==== Data provided ====
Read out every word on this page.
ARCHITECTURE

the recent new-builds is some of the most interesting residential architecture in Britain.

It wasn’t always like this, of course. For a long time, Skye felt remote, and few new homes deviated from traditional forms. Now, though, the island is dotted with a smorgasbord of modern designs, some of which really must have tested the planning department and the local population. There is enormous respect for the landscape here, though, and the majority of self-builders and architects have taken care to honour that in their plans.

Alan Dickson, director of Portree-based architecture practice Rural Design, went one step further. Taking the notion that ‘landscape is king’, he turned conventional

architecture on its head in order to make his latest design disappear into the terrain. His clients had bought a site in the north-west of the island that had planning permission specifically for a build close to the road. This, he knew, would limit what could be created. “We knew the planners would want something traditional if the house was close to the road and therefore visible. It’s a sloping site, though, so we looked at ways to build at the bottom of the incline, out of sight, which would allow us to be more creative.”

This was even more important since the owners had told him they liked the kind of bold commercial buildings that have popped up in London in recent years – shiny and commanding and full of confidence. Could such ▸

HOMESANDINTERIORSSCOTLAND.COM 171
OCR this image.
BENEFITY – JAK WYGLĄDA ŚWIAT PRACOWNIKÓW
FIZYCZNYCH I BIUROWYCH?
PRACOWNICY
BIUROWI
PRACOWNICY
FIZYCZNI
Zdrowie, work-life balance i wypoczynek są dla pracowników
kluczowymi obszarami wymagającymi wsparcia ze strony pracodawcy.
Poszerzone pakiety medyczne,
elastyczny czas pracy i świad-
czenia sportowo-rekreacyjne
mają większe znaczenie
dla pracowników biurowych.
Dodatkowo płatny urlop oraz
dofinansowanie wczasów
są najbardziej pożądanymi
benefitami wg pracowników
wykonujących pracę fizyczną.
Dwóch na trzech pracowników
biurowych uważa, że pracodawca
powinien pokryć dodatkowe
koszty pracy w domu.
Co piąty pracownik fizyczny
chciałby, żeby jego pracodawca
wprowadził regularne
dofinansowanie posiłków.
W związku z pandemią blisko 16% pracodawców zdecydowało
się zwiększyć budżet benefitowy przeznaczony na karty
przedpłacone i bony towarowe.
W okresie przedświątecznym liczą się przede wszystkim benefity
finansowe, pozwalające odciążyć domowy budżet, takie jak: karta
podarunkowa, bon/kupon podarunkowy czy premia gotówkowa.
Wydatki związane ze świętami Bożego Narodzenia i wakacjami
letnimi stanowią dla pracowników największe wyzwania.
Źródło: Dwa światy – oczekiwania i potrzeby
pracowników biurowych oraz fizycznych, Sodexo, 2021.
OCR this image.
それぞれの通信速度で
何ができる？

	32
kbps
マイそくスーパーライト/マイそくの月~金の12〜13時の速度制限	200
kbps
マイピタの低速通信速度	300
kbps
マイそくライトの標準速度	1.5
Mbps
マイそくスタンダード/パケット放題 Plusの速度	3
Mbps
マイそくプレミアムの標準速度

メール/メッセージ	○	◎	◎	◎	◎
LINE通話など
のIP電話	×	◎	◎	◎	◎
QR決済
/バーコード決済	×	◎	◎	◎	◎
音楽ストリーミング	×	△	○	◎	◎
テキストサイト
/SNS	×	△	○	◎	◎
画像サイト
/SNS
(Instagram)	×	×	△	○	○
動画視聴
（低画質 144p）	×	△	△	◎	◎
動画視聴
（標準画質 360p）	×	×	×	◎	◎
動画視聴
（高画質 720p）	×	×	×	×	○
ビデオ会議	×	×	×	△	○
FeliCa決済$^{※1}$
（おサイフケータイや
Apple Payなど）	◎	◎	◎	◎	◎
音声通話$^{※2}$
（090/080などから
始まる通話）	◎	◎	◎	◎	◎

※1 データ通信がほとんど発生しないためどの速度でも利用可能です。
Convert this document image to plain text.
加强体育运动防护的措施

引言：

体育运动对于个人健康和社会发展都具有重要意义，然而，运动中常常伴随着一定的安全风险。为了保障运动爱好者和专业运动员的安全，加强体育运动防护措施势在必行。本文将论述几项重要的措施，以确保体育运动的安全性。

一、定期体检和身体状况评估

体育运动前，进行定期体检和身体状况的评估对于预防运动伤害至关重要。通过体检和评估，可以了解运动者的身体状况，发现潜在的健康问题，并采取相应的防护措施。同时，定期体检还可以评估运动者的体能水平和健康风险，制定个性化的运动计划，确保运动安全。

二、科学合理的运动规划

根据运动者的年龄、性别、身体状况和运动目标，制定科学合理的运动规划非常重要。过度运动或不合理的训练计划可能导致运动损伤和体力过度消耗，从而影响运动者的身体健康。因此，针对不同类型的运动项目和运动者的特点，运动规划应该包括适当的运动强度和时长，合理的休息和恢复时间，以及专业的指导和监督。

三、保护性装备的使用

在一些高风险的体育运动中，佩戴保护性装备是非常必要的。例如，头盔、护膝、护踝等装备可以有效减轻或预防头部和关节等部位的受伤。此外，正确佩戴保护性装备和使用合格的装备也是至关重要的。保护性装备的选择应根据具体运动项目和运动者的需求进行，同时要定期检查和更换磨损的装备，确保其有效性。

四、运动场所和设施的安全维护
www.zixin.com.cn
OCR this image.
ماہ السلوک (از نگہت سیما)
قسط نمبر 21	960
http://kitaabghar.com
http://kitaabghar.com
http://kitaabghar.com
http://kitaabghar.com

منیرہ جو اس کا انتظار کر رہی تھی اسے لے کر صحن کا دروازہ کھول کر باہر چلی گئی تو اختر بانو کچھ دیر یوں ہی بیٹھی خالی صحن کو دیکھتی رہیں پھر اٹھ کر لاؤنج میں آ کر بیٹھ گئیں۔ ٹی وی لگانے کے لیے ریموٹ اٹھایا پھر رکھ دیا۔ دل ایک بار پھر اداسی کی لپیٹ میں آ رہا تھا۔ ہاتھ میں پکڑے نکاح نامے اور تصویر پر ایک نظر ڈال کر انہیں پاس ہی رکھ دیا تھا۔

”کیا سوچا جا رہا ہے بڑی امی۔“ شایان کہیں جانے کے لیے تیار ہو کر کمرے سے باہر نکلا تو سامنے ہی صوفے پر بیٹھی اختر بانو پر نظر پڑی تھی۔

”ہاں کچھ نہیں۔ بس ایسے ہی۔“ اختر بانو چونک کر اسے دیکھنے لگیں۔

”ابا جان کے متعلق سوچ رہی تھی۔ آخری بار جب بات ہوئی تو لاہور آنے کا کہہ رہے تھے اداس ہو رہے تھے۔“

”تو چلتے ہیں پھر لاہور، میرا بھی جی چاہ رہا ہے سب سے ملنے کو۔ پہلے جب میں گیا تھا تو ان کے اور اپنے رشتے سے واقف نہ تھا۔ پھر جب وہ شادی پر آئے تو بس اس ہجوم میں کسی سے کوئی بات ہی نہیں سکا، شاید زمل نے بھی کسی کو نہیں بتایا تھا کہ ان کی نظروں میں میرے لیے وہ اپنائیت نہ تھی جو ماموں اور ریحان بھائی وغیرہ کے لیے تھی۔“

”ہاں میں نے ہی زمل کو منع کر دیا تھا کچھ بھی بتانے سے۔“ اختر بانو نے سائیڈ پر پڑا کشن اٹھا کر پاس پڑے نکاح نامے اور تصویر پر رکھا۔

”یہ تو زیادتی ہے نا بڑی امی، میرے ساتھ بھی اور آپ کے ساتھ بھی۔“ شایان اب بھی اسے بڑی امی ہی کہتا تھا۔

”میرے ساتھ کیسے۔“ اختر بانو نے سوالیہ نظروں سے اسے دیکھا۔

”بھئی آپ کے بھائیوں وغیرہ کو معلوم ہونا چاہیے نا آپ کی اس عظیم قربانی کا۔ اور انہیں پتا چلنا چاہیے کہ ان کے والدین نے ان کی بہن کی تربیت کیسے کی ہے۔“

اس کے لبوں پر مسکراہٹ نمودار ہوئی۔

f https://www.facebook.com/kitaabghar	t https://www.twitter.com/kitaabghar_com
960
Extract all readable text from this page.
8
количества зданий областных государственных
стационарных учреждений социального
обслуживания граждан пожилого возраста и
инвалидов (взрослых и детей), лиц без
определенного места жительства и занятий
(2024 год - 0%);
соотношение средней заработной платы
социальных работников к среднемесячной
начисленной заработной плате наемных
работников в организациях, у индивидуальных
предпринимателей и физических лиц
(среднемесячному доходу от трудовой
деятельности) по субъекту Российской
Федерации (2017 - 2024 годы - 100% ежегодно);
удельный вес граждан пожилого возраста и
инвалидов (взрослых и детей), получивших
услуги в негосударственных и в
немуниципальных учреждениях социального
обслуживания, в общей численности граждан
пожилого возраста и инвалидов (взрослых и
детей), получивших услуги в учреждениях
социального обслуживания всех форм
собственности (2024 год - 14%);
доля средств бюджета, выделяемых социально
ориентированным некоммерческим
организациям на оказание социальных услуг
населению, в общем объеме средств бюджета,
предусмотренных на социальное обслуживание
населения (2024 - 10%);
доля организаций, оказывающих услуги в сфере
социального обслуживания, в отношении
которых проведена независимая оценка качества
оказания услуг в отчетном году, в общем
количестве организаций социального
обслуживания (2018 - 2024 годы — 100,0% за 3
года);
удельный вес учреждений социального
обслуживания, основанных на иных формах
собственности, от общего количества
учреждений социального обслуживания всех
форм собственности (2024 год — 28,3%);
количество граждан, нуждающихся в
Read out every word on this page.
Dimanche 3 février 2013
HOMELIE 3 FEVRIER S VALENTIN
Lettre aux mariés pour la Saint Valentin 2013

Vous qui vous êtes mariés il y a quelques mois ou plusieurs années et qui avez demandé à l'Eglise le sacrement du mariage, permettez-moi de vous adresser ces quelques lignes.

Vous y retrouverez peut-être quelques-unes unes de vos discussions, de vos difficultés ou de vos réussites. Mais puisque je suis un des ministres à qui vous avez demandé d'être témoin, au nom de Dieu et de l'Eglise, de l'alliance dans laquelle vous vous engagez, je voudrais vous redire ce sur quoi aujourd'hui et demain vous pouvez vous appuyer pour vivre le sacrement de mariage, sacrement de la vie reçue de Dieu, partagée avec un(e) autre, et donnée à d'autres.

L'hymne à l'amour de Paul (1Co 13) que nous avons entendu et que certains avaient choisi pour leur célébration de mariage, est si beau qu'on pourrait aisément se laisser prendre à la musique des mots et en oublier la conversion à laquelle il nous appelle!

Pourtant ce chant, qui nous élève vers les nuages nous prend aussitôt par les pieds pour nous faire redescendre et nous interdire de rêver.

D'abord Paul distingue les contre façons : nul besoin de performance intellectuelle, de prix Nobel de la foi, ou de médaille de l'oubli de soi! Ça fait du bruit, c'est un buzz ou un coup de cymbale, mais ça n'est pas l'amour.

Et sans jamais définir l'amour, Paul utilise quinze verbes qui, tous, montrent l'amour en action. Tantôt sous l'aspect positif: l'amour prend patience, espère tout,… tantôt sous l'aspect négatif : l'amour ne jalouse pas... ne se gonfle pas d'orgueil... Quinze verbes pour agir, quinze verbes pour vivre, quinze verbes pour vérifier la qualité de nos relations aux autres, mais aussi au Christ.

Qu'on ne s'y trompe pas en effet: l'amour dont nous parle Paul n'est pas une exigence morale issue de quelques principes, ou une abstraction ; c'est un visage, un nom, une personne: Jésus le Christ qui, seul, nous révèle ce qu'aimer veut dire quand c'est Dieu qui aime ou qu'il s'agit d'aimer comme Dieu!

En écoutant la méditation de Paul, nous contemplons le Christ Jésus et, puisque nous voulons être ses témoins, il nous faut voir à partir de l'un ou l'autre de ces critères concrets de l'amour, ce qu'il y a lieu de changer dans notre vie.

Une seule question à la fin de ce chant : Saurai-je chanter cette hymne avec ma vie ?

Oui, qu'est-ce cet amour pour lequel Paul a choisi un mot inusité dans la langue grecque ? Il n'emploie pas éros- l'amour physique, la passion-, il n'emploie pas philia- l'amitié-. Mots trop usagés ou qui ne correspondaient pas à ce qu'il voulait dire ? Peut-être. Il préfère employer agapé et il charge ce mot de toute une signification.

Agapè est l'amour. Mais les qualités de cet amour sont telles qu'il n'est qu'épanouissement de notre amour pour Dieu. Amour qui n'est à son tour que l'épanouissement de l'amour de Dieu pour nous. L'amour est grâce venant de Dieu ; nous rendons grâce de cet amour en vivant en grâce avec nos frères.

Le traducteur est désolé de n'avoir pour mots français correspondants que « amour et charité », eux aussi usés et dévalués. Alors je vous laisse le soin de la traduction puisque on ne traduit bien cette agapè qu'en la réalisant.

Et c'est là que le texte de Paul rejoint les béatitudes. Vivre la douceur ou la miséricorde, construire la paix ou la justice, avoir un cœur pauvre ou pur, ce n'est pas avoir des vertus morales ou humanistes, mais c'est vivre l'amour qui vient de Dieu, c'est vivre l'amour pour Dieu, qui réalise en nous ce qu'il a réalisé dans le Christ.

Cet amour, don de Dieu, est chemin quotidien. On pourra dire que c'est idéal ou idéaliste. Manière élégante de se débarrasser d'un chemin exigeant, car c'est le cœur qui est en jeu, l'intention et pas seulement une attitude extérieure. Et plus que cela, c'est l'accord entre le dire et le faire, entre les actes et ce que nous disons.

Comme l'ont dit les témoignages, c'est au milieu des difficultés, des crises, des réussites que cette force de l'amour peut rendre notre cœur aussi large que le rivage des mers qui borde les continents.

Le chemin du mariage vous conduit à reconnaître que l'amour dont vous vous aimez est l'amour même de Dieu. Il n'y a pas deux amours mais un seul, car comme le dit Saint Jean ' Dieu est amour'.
====
Directive -
Identify the lines above that contain the word "نظروں", then copy them.

Solution -
”تو چلتے ہیں پھر لاہور، میرا بھی جی چاہ رہا ہے سب سے ملنے کو۔ پہلے جب میں گیا تھا تو ان کے اور اپنے رشتے سے واقف نہ تھا۔ پھر جب وہ شادی پر آئے تو بس اس ہجوم میں کسی سے کوئی بات ہی نہیں سکا، شاید زمل نے بھی کسی کو نہیں بتایا تھا کہ ان کی نظروں میں میرے لیے وہ اپنائیت نہ تھی جو ماموں اور ریحان بھائی وغیرہ کے لیے تھی۔“
”میرے ساتھ کیسے۔“ اختر بانو نے سوالیہ نظروں سے اسے دیکھا۔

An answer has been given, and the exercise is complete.